> STATED GOAL
Seek out every line containing the word "Félix", and copy each.

#### AVAILABLE RECORDS ####

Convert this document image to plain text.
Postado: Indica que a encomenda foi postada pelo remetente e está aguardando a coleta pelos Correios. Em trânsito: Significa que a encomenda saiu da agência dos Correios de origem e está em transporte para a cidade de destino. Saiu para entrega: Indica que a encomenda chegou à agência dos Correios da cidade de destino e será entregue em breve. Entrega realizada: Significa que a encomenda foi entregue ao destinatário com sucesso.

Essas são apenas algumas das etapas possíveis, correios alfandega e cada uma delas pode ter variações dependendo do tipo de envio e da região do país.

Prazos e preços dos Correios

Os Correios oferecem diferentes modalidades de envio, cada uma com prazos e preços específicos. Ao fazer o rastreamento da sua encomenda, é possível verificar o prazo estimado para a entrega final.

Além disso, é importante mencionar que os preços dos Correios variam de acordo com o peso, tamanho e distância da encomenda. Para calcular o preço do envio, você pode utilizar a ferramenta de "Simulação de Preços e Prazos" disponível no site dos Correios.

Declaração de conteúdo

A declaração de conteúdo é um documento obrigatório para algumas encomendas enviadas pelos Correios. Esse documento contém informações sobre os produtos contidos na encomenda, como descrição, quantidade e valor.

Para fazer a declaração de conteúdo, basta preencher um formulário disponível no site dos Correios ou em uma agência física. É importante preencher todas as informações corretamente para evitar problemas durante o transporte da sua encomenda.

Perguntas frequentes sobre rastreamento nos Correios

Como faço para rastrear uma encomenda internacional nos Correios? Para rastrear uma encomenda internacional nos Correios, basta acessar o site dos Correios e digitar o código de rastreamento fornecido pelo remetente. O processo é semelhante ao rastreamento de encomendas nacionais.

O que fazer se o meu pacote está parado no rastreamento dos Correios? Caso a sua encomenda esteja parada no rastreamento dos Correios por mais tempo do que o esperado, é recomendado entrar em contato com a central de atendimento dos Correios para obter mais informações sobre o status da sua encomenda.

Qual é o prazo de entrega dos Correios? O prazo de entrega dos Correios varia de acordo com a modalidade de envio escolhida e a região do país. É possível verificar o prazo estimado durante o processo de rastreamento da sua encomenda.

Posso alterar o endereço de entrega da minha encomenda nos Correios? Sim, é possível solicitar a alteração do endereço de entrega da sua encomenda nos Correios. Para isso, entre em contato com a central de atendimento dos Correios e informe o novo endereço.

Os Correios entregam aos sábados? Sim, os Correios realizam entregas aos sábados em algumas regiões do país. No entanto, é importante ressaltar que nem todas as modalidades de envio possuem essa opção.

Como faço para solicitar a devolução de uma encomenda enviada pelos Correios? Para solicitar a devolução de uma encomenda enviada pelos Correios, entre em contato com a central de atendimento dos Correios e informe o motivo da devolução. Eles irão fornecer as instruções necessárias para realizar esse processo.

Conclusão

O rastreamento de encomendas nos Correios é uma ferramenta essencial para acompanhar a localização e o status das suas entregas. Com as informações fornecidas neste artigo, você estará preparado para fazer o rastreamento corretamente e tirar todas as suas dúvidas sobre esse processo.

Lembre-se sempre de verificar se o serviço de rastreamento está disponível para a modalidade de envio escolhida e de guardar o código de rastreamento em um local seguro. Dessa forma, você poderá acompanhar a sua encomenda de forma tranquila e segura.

####
#### AVAILABLE RECORDS ####

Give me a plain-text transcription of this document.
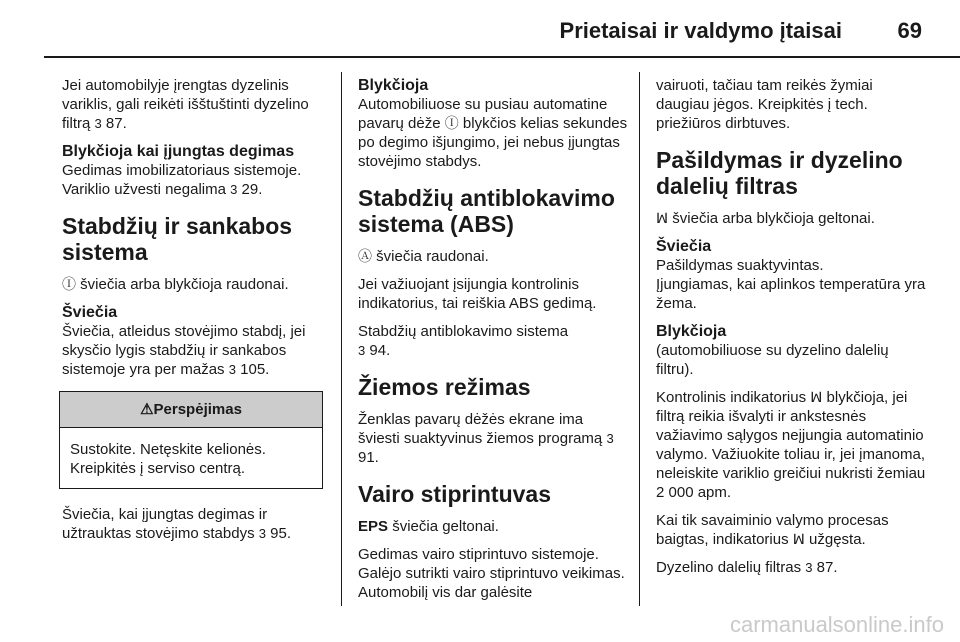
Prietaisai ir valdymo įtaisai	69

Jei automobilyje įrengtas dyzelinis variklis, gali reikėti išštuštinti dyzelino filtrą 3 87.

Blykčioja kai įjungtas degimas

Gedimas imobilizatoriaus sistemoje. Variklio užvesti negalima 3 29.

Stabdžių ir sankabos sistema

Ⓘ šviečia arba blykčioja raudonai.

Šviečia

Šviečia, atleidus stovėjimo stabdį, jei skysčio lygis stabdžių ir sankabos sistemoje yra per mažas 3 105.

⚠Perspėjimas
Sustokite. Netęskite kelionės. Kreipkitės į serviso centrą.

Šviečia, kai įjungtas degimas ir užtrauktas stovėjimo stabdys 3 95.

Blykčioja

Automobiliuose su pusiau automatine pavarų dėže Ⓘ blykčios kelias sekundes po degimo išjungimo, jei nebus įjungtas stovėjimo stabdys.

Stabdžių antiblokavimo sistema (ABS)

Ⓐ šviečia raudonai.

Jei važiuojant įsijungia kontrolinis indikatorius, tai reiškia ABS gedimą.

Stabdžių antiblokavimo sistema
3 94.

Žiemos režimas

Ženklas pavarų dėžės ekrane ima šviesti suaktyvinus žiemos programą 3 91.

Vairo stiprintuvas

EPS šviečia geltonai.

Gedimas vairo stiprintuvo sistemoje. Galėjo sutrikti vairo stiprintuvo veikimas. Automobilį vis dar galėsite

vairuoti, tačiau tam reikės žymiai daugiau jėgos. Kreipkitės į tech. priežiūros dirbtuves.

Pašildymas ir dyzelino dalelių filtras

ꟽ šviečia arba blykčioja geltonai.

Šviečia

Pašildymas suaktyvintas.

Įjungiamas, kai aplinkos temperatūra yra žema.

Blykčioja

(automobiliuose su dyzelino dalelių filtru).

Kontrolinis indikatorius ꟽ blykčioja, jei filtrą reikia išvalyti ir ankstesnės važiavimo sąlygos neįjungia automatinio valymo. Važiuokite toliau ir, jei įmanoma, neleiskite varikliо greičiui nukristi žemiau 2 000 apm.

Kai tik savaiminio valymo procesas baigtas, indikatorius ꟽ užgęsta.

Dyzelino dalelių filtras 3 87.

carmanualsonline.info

####
#### AVAILABLE RECORDS ####

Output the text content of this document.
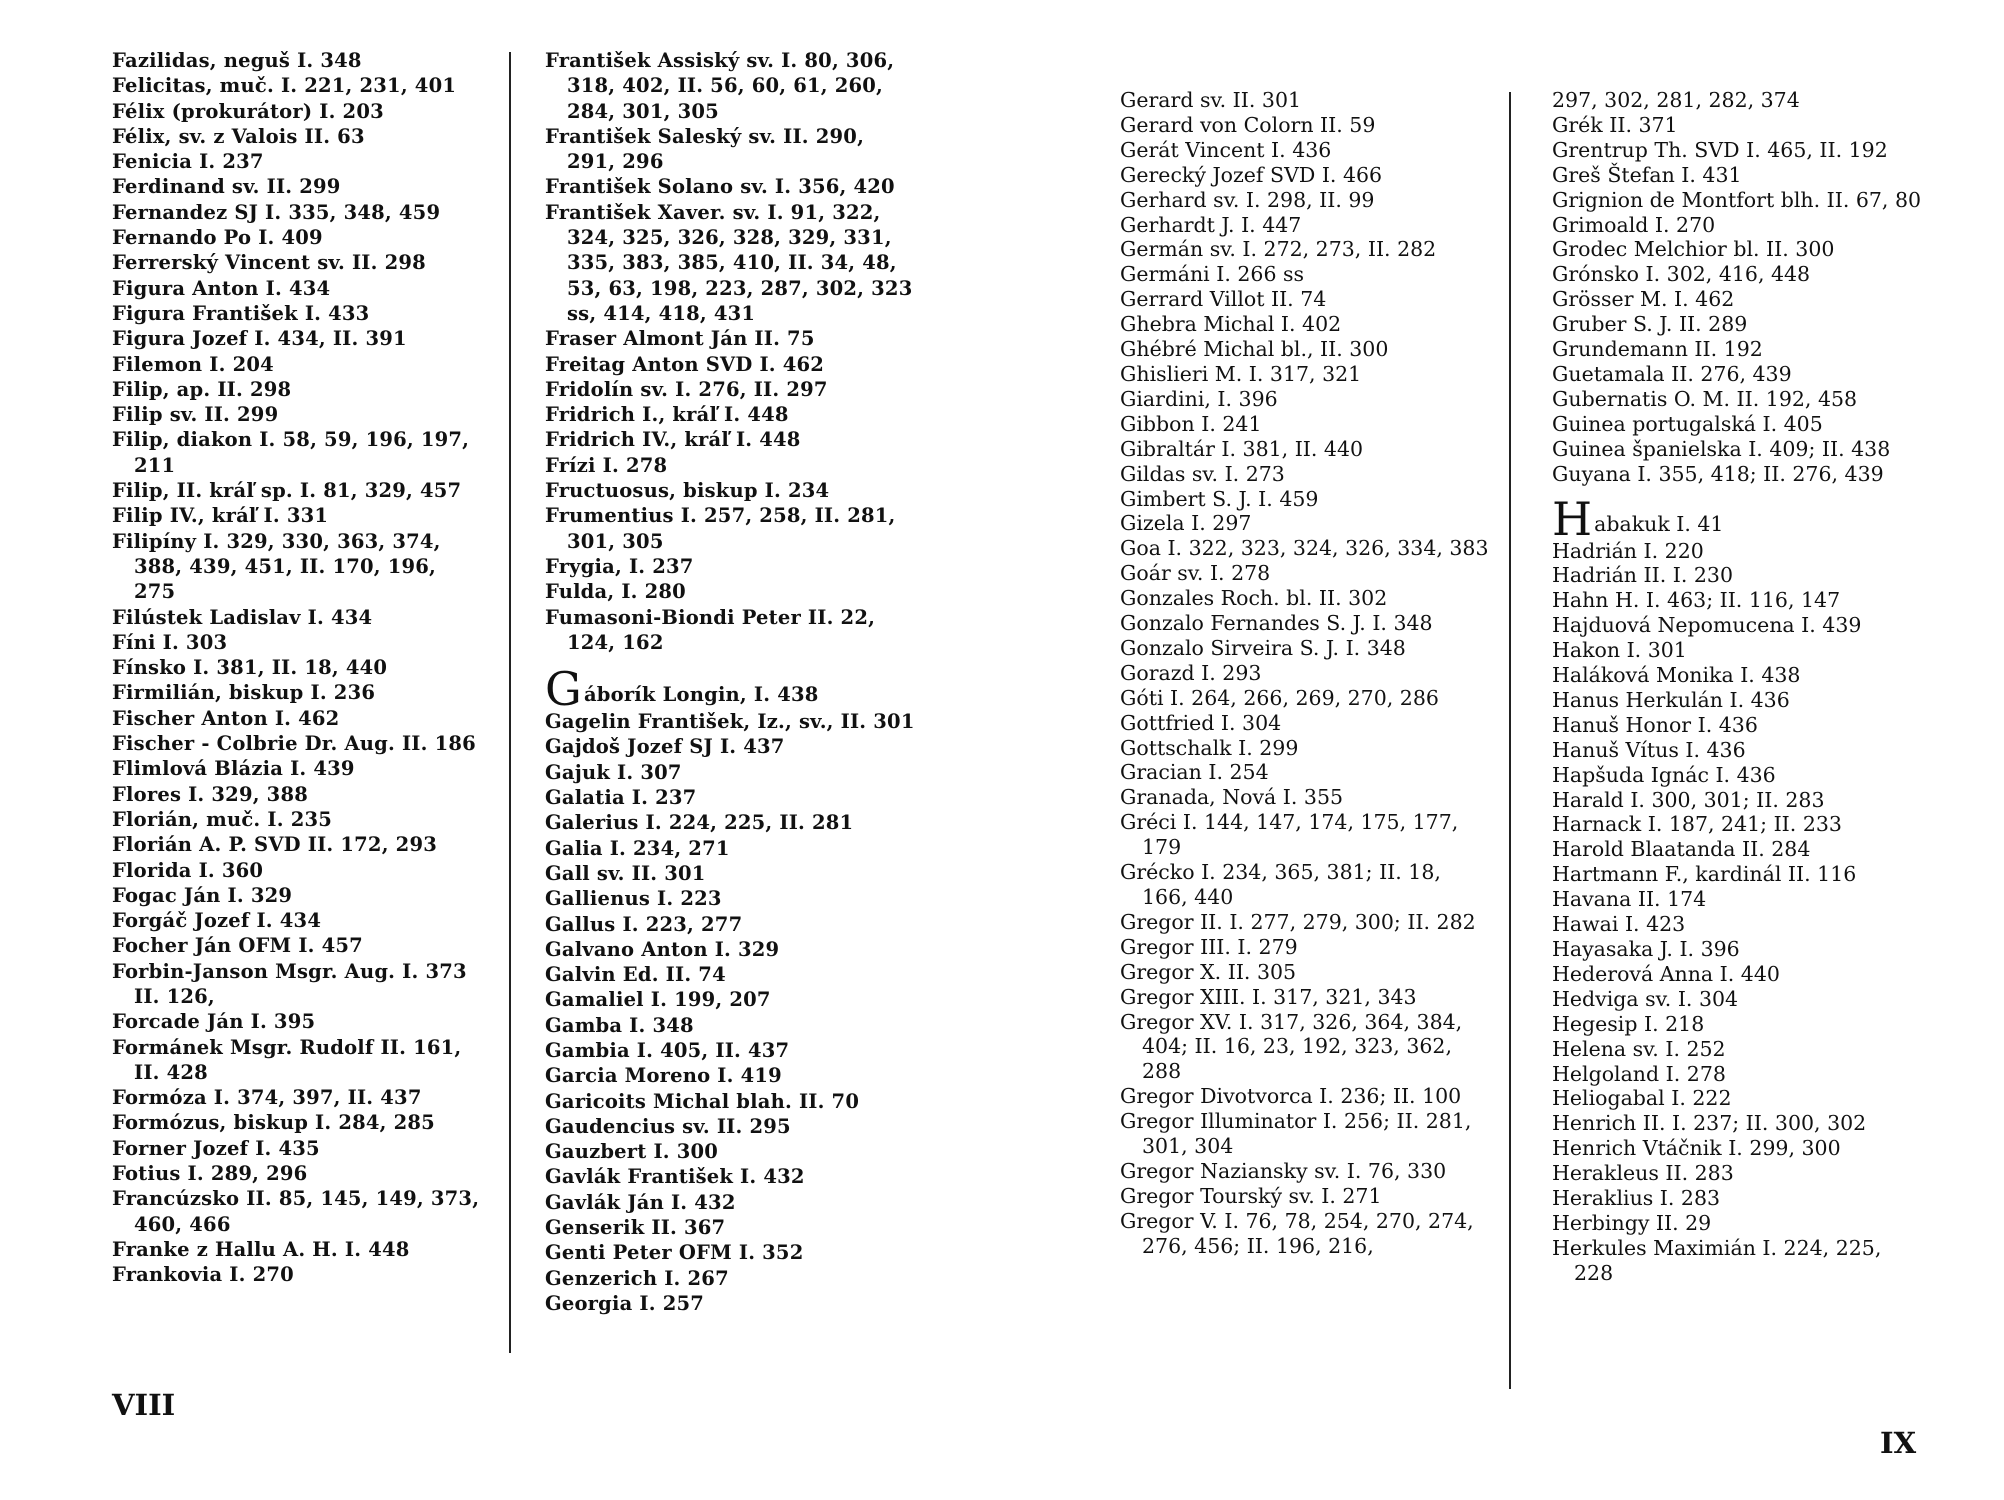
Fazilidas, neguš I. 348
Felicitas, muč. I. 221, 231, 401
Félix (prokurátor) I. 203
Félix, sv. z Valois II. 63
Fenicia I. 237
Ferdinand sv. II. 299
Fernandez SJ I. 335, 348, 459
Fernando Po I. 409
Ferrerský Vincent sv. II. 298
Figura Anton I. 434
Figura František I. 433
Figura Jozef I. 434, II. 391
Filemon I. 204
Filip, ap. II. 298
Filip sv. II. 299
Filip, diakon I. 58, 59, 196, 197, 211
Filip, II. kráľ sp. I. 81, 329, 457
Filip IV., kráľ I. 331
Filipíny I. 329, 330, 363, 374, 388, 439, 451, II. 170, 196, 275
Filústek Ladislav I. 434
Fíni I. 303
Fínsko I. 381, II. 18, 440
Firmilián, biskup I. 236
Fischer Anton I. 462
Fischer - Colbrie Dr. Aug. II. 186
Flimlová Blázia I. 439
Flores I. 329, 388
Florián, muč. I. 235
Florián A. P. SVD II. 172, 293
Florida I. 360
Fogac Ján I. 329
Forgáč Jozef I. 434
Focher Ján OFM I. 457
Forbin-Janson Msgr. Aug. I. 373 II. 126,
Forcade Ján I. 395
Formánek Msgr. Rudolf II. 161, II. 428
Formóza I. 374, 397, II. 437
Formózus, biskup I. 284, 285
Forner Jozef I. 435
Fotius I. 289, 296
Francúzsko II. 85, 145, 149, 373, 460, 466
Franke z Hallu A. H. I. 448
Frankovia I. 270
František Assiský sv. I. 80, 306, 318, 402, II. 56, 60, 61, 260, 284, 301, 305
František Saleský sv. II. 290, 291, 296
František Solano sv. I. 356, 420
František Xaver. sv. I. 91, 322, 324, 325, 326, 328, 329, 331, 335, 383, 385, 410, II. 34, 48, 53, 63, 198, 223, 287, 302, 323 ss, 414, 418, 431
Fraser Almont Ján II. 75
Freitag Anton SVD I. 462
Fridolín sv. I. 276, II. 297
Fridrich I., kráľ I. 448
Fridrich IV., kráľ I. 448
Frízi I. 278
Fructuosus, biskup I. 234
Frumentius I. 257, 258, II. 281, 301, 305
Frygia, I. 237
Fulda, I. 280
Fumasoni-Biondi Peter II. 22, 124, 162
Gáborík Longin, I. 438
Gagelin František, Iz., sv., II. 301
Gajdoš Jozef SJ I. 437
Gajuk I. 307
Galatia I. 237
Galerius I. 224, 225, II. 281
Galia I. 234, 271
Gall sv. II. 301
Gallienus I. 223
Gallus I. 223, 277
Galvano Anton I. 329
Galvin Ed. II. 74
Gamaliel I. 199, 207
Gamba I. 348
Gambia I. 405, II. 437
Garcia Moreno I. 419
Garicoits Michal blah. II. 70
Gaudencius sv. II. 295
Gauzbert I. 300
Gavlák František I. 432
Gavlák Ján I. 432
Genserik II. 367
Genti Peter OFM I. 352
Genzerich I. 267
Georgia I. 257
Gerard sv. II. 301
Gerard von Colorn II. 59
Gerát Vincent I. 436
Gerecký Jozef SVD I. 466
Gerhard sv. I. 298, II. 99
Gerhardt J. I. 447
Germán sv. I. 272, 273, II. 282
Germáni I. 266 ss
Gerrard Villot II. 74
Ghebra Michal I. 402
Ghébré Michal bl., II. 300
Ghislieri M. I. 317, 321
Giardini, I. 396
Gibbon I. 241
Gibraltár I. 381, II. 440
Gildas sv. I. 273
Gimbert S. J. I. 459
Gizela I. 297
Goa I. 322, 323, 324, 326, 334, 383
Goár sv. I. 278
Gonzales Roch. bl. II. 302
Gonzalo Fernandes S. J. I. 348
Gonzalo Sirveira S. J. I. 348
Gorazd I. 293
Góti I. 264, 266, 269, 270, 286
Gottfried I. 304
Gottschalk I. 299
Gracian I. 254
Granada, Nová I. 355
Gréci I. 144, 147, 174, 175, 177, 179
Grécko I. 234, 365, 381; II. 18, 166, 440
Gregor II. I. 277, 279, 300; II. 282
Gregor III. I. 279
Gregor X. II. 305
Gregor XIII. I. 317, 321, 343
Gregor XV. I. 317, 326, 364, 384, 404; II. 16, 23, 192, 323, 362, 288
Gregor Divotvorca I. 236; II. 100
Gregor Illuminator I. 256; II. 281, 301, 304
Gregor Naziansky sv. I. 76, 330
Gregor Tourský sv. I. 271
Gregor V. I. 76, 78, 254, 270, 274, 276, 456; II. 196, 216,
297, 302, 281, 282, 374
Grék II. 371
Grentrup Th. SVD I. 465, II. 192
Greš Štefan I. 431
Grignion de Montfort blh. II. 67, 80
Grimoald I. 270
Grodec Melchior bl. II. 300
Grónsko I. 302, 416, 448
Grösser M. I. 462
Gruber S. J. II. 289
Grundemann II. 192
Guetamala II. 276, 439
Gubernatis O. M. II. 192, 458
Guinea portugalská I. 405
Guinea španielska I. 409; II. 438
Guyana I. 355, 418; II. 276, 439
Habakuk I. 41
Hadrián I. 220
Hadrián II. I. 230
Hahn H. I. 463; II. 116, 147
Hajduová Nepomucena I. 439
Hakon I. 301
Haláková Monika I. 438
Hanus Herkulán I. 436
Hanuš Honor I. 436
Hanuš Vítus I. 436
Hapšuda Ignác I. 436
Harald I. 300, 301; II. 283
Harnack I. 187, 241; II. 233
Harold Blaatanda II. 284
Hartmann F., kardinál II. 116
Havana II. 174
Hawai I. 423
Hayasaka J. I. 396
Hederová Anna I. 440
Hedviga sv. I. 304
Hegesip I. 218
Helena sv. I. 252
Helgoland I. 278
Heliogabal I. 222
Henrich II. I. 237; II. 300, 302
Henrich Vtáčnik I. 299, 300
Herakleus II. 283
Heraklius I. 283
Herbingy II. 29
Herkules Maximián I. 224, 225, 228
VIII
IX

####

> EXERCISE RESPONSE
Félix (prokurátor) I. 203
Félix, sv. z Valois II. 63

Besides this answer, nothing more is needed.